## Task to complete
Copy every line in the records below that contains the word "Vegas".
═════ Data for the task
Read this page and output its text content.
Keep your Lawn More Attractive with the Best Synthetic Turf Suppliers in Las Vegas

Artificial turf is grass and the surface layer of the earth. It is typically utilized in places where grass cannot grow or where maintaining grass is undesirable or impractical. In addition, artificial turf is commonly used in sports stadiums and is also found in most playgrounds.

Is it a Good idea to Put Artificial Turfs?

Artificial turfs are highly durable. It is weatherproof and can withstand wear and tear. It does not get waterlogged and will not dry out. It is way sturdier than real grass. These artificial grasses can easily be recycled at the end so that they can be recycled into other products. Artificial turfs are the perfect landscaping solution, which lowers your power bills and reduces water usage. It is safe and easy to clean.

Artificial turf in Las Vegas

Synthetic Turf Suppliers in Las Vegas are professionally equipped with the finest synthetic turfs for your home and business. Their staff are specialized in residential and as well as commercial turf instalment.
══════════
## Task solution
Keep your Lawn More Attractive with the Best Synthetic Turf Suppliers in Las Vegas
Artificial turf in Las Vegas
Synthetic Turf Suppliers in Las Vegas are professionally equipped with the finest synthetic turfs for your home and business. Their staff are specialized in residential and as well as commercial turf instalment.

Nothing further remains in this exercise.